What you should do>
In the material below, list every line carrying the string "CAArch".

(Records from a collection)
»»

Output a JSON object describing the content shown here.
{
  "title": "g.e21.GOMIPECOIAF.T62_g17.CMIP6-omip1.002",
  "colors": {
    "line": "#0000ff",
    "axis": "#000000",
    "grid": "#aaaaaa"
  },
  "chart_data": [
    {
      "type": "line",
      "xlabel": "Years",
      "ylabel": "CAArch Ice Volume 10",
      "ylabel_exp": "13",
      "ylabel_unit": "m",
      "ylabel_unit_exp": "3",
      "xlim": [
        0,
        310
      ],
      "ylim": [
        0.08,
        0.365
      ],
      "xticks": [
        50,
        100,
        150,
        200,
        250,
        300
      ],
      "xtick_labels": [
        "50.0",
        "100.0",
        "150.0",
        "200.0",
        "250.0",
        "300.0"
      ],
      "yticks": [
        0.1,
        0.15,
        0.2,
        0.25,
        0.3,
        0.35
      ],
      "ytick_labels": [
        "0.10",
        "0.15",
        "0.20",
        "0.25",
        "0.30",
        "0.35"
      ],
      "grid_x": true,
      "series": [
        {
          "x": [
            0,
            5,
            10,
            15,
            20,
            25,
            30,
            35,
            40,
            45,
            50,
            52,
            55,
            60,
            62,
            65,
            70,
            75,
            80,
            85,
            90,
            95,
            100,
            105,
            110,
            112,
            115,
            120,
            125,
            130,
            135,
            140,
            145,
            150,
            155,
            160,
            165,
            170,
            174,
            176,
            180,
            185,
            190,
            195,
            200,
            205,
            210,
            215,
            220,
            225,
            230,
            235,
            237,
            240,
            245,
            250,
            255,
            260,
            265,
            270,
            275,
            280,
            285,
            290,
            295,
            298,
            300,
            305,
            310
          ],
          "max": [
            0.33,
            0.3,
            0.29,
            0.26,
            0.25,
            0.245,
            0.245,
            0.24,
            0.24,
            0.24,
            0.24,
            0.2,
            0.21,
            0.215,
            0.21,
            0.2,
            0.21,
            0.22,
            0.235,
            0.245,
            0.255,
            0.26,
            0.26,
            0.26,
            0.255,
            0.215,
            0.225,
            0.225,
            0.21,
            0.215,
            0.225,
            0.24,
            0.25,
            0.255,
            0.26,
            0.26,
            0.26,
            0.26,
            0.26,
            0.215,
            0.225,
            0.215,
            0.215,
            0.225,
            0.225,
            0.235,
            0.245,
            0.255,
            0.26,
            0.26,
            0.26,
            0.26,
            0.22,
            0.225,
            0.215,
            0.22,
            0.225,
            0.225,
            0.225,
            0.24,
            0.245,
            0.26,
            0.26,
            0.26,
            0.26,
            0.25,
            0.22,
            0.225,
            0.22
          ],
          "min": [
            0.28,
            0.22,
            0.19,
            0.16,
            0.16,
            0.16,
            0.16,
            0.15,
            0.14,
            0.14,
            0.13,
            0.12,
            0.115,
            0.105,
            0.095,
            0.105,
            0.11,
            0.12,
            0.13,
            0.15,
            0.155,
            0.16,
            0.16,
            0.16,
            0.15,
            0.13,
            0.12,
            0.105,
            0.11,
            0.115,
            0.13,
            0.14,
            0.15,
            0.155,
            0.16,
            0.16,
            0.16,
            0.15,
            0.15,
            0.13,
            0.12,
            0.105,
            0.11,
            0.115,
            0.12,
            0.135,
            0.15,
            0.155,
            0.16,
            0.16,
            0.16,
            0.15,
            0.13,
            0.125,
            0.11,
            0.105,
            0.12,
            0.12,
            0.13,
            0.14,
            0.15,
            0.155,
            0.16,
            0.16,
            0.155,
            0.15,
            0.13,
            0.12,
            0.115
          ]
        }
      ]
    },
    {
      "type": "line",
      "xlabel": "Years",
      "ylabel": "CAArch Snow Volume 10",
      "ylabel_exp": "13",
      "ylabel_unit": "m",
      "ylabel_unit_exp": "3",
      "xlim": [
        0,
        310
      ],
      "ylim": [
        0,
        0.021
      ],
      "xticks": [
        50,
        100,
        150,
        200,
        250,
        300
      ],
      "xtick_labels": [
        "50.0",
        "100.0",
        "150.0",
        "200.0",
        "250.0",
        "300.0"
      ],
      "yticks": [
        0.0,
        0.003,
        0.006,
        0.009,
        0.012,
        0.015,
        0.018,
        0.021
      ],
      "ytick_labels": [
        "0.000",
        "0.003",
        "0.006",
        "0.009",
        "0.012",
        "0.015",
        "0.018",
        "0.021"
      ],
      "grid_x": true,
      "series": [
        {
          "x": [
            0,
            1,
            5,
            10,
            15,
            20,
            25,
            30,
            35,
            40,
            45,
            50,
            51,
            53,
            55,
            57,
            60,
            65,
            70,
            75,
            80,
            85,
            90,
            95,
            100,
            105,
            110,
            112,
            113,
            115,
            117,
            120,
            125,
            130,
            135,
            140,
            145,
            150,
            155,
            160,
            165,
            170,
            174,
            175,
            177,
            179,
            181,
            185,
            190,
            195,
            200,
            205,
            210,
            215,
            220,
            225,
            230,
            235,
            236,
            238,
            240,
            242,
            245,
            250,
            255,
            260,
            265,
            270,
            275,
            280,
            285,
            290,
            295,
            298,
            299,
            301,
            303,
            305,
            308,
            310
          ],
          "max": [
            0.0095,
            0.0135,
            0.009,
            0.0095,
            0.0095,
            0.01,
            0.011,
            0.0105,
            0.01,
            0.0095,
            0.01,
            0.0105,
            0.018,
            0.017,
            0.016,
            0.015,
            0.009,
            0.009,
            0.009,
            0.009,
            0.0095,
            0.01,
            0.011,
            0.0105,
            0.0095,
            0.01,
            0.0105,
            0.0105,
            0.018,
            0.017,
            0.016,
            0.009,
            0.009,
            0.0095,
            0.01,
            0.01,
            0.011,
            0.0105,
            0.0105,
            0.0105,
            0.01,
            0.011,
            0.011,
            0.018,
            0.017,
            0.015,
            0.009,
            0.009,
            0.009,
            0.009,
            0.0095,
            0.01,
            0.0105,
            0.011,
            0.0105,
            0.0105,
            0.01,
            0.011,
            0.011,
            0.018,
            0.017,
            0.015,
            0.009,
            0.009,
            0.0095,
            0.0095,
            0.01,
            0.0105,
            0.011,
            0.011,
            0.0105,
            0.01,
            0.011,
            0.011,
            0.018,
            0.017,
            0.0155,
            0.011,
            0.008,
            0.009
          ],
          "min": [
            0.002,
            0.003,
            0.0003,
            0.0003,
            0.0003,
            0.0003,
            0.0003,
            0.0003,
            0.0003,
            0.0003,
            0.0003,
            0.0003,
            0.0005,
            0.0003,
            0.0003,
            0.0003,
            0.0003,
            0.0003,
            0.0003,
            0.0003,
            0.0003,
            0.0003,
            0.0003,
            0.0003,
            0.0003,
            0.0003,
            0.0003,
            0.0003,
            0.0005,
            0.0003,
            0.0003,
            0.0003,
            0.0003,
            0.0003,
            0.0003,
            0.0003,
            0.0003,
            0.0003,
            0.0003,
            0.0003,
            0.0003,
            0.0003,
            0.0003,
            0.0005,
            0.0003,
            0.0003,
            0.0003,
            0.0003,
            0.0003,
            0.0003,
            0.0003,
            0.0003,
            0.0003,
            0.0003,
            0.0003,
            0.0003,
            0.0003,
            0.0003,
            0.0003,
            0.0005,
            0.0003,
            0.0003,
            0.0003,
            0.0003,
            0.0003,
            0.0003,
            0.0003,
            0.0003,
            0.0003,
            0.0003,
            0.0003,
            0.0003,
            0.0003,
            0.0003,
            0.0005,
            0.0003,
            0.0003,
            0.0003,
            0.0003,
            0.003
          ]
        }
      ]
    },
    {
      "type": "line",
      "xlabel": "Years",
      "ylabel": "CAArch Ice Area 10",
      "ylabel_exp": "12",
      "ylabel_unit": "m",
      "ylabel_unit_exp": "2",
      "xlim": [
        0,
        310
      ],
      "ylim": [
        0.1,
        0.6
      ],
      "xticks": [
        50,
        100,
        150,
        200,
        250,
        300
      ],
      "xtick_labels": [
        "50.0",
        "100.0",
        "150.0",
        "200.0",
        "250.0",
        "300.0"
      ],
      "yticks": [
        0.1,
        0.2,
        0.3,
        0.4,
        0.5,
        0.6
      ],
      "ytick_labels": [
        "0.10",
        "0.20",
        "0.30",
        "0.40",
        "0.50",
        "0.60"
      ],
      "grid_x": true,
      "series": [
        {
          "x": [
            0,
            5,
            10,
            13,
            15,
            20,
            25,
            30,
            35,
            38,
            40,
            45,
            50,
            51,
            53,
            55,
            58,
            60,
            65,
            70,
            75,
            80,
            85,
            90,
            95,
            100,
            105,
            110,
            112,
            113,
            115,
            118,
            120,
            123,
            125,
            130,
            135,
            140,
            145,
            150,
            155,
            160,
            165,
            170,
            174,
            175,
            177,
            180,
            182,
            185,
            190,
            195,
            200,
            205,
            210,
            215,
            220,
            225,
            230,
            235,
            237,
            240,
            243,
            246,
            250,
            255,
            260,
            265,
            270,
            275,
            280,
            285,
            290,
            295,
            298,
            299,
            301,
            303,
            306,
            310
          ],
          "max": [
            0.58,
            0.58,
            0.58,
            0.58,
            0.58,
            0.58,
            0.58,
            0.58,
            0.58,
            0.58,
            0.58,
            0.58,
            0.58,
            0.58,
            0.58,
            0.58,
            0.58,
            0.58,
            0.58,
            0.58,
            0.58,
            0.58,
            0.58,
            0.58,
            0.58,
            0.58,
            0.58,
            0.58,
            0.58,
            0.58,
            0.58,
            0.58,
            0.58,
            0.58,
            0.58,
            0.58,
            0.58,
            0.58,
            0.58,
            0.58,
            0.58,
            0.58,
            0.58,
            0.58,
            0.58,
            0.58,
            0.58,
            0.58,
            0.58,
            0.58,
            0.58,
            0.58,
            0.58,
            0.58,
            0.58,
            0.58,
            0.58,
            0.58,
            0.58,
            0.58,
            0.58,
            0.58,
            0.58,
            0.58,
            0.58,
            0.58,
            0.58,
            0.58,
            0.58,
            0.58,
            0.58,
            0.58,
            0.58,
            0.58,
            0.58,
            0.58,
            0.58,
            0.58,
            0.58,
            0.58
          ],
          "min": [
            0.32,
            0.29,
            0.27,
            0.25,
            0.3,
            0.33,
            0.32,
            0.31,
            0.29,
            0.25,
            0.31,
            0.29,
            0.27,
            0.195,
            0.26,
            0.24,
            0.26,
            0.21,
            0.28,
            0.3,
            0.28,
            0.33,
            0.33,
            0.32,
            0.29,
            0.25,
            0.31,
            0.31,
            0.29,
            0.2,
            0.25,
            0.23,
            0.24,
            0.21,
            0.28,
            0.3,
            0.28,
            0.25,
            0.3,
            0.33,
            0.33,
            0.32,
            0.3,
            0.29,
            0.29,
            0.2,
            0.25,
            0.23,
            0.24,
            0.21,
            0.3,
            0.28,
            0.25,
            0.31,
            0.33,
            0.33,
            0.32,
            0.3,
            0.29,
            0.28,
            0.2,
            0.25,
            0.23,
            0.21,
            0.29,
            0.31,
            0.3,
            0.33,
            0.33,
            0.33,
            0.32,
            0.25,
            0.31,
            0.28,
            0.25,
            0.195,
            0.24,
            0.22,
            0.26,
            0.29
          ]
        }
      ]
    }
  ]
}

««

Response to the task>
      "ylabel": "CAArch Ice Volume 10",
      "ylabel": "CAArch Snow Volume 10",
      "ylabel": "CAArch Ice Area 10",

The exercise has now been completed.